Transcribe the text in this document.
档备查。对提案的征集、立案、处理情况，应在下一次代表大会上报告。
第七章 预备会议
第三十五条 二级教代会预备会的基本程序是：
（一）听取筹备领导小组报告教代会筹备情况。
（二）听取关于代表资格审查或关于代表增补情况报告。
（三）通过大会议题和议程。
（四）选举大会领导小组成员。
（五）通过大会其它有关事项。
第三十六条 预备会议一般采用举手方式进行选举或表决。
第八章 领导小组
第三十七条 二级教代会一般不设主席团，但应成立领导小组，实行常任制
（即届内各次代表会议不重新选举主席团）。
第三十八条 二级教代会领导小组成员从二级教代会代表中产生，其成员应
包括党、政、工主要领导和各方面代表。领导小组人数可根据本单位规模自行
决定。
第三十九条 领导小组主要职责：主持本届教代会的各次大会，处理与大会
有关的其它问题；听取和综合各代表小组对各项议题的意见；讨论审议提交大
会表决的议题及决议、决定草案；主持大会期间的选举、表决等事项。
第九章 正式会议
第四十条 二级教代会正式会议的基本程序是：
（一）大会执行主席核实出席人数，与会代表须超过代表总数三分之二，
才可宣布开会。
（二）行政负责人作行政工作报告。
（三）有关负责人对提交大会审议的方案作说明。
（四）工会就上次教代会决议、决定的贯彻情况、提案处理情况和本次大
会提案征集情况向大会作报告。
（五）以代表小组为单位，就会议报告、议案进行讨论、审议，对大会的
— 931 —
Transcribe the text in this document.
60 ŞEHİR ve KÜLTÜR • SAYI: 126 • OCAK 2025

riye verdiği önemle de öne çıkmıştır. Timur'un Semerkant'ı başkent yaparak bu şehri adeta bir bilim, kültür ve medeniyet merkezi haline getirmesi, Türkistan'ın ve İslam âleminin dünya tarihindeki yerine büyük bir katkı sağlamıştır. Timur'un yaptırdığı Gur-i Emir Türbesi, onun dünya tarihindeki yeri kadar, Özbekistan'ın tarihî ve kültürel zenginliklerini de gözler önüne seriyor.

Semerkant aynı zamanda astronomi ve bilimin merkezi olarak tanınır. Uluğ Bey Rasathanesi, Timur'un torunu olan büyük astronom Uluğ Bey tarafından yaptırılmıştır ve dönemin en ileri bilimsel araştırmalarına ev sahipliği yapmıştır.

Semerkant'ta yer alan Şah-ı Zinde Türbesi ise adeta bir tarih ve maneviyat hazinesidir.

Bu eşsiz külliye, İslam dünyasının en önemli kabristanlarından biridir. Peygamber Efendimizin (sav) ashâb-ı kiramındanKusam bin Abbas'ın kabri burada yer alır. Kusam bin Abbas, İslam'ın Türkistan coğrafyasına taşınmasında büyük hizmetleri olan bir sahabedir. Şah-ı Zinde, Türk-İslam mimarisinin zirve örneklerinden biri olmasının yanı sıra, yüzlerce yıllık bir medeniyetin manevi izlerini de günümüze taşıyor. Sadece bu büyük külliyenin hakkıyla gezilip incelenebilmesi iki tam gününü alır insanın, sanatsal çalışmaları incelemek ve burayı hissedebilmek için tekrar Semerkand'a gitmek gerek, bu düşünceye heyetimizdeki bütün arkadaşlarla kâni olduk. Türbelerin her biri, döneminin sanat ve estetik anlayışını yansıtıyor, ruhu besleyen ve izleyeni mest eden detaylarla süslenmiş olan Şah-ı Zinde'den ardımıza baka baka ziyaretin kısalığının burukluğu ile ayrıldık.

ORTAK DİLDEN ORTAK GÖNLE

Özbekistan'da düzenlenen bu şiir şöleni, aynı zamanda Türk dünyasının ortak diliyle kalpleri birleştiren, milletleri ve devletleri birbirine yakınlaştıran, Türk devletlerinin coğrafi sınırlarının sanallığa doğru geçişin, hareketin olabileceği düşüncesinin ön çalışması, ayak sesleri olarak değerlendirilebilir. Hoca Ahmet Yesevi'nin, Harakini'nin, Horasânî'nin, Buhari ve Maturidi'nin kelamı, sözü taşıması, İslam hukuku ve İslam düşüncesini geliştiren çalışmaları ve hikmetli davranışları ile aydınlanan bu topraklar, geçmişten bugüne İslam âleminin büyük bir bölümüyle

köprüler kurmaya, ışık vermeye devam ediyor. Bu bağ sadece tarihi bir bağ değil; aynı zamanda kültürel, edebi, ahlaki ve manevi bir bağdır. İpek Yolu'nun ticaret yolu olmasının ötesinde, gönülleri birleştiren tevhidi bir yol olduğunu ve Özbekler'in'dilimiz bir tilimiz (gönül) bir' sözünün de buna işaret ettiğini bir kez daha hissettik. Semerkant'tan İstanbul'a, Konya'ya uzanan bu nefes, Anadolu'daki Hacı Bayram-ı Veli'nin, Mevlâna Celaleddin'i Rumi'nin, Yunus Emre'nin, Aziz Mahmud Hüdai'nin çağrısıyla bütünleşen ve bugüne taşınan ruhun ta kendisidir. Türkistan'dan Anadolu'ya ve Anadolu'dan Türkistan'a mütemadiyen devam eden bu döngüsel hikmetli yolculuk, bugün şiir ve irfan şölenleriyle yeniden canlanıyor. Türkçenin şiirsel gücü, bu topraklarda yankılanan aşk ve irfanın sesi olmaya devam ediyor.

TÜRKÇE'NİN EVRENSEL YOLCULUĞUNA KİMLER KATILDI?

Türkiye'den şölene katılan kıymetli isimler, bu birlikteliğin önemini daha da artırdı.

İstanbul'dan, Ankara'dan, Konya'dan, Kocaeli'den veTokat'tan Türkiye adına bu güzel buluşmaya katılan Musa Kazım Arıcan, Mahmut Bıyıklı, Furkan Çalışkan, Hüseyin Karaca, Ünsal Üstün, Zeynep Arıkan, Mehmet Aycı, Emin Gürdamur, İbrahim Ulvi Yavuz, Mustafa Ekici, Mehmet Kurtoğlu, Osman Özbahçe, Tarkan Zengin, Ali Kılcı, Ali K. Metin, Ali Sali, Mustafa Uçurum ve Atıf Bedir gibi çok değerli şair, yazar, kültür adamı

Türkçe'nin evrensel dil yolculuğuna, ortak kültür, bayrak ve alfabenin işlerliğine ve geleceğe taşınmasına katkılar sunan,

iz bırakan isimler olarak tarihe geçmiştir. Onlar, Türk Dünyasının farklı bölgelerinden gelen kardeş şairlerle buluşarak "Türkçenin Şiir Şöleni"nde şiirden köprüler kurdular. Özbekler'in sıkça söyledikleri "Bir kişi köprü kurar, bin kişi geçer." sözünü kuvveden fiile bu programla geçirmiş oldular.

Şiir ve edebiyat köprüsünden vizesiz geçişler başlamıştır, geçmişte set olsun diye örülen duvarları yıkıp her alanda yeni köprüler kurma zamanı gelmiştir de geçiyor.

======

◆ REQUIREMENTS ◆
Set down the entries above again, word for word.

◆ THE RESULT ◆
Transcribe the text in this document.
档备查。对提案的征集、立案、处理情况，应在下一次代表大会上报告。
第七章 预备会议
第三十五条 二级教代会预备会的基本程序是：
（一）听取筹备领导小组报告教代会筹备情况。
（二）听取关于代表资格审查或关于代表增补情况报告。
（三）通过大会议题和议程。
（四）选举大会领导小组成员。
（五）通过大会其它有关事项。
第三十六条 预备会议一般采用举手方式进行选举或表决。
第八章 领导小组
第三十七条 二级教代会一般不设主席团，但应成立领导小组，实行常任制
（即届内各次代表会议不重新选举主席团）。
第三十八条 二级教代会领导小组成员从二级教代会代表中产生，其成员应
包括党、政、工主要领导和各方面代表。领导小组人数可根据本单位规模自行
决定。
第三十九条 领导小组主要职责：主持本届教代会的各次大会，处理与大会
有关的其它问题；听取和综合各代表小组对各项议题的意见；讨论审议提交大
会表决的议题及决议、决定草案；主持大会期间的选举、表决等事项。
第九章 正式会议
第四十条 二级教代会正式会议的基本程序是：
（一）大会执行主席核实出席人数，与会代表须超过代表总数三分之二，
才可宣布开会。
（二）行政负责人作行政工作报告。
（三）有关负责人对提交大会审议的方案作说明。
（四）工会就上次教代会决议、决定的贯彻情况、提案处理情况和本次大
会提案征集情况向大会作报告。
（五）以代表小组为单位，就会议报告、议案进行讨论、审议，对大会的
— 931 —
Transcribe the text in this document.
60 ŞEHİR ve KÜLTÜR • SAYI: 126 • OCAK 2025

riye verdiği önemle de öne çıkmıştır. Timur'un Semerkant'ı başkent yaparak bu şehri adeta bir bilim, kültür ve medeniyet merkezi haline getirmesi, Türkistan'ın ve İslam âleminin dünya tarihindeki yerine büyük bir katkı sağlamıştır. Timur'un yaptırdığı Gur-i Emir Türbesi, onun dünya tarihindeki yeri kadar, Özbekistan'ın tarihî ve kültürel zenginliklerini de gözler önüne seriyor.

Semerkant aynı zamanda astronomi ve bilimin merkezi olarak tanınır. Uluğ Bey Rasathanesi, Timur'un torunu olan büyük astronom Uluğ Bey tarafından yaptırılmıştır ve dönemin en ileri bilimsel araştırmalarına ev sahipliği yapmıştır.

Semerkant'ta yer alan Şah-ı Zinde Türbesi ise adeta bir tarih ve maneviyat hazinesidir.

Bu eşsiz külliye, İslam dünyasının en önemli kabristanlarından biridir. Peygamber Efendimizin (sav) ashâb-ı kiramındanKusam bin Abbas'ın kabri burada yer alır. Kusam bin Abbas, İslam'ın Türkistan coğrafyasına taşınmasında büyük hizmetleri olan bir sahabedir. Şah-ı Zinde, Türk-İslam mimarisinin zirve örneklerinden biri olmasının yanı sıra, yüzlerce yıllık bir medeniyetin manevi izlerini de günümüze taşıyor. Sadece bu büyük külliyenin hakkıyla gezilip incelenebilmesi iki tam gününü alır insanın, sanatsal çalışmaları incelemek ve burayı hissedebilmek için tekrar Semerkand'a gitmek gerek, bu düşünceye heyetimizdeki bütün arkadaşlarla kâni olduk. Türbelerin her biri, döneminin sanat ve estetik anlayışını yansıtıyor, ruhu besleyen ve izleyeni mest eden detaylarla süslenmiş olan Şah-ı Zinde'den ardımıza baka baka ziyaretin kısalığının burukluğu ile ayrıldık.

ORTAK DİLDEN ORTAK GÖNLE

Özbekistan'da düzenlenen bu şiir şöleni, aynı zamanda Türk dünyasının ortak diliyle kalpleri birleştiren, milletleri ve devletleri birbirine yakınlaştıran, Türk devletlerinin coğrafi sınırlarının sanallığa doğru geçişin, hareketin olabileceği düşüncesinin ön çalışması, ayak sesleri olarak değerlendirilebilir. Hoca Ahmet Yesevi'nin, Harakini'nin, Horasânî'nin, Buhari ve Maturidi'nin kelamı, sözü taşıması, İslam hukuku ve İslam düşüncesini geliştiren çalışmaları ve hikmetli davranışları ile aydınlanan bu topraklar, geçmişten bugüne İslam âleminin büyük bir bölümüyle

köprüler kurmaya, ışık vermeye devam ediyor. Bu bağ sadece tarihi bir bağ değil; aynı zamanda kültürel, edebi, ahlaki ve manevi bir bağdır. İpek Yolu'nun ticaret yolu olmasının ötesinde, gönülleri birleştiren tevhidi bir yol olduğunu ve Özbekler'in'dilimiz bir tilimiz (gönül) bir' sözünün de buna işaret ettiğini bir kez daha hissettik. Semerkant'tan İstanbul'a, Konya'ya uzanan bu nefes, Anadolu'daki Hacı Bayram-ı Veli'nin, Mevlâna Celaleddin'i Rumi'nin, Yunus Emre'nin, Aziz Mahmud Hüdai'nin çağrısıyla bütünleşen ve bugüne taşınan ruhun ta kendisidir. Türkistan'dan Anadolu'ya ve Anadolu'dan Türkistan'a mütemadiyen devam eden bu döngüsel hikmetli yolculuk, bugün şiir ve irfan şölenleriyle yeniden canlanıyor. Türkçenin şiirsel gücü, bu topraklarda yankılanan aşk ve irfanın sesi olmaya devam ediyor.

TÜRKÇE'NİN EVRENSEL YOLCULUĞUNA KİMLER KATILDI?

Türkiye'den şölene katılan kıymetli isimler, bu birlikteliğin önemini daha da artırdı.

İstanbul'dan, Ankara'dan, Konya'dan, Kocaeli'den veTokat'tan Türkiye adına bu güzel buluşmaya katılan Musa Kazım Arıcan, Mahmut Bıyıklı, Furkan Çalışkan, Hüseyin Karaca, Ünsal Üstün, Zeynep Arıkan, Mehmet Aycı, Emin Gürdamur, İbrahim Ulvi Yavuz, Mustafa Ekici, Mehmet Kurtoğlu, Osman Özbahçe, Tarkan Zengin, Ali Kılcı, Ali K. Metin, Ali Sali, Mustafa Uçurum ve Atıf Bedir gibi çok değerli şair, yazar, kültür adamı

Türkçe'nin evrensel dil yolculuğuna, ortak kültür, bayrak ve alfabenin işlerliğine ve geleceğe taşınmasına katkılar sunan,

iz bırakan isimler olarak tarihe geçmiştir. Onlar, Türk Dünyasının farklı bölgelerinden gelen kardeş şairlerle buluşarak "Türkçenin Şiir Şöleni"nde şiirden köprüler kurdular. Özbekler'in sıkça söyledikleri "Bir kişi köprü kurar, bin kişi geçer." sözünü kuvveden fiile bu programla geçirmiş oldular.

Şiir ve edebiyat köprüsünden vizesiz geçişler başlamıştır, geçmişte set olsun diye örülen duvarları yıkıp her alanda yeni köprüler kurma zamanı gelmiştir de geçiyor.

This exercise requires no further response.